• Data lines:
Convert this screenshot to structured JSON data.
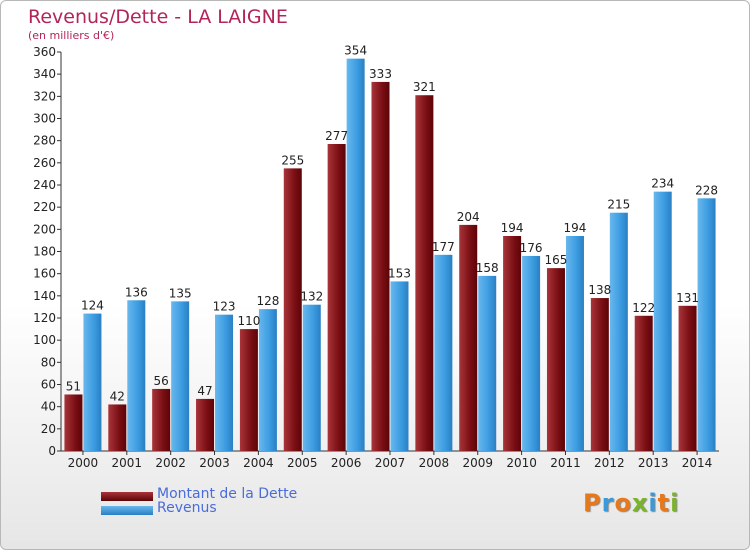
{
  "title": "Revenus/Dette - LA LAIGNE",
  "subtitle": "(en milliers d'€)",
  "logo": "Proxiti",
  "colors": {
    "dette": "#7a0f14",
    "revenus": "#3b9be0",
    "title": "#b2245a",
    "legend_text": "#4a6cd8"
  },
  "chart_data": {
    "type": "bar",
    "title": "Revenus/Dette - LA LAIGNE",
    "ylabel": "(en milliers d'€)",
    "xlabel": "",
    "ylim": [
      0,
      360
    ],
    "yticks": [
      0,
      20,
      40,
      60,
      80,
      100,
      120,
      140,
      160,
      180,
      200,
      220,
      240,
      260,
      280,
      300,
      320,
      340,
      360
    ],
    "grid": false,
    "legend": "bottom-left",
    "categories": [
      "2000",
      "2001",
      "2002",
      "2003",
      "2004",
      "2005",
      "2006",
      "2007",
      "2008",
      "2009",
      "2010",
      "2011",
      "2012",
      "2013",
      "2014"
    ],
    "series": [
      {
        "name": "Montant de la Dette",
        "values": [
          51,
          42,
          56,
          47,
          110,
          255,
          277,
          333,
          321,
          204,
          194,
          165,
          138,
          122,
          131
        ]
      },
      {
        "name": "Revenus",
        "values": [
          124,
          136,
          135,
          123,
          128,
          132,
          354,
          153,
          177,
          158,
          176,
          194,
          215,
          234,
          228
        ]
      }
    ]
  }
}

• What you are asked to do:
Copy each line that holds the word "name".

• Full response:
        "name": "Montant de la Dette",
        "name": "Revenus",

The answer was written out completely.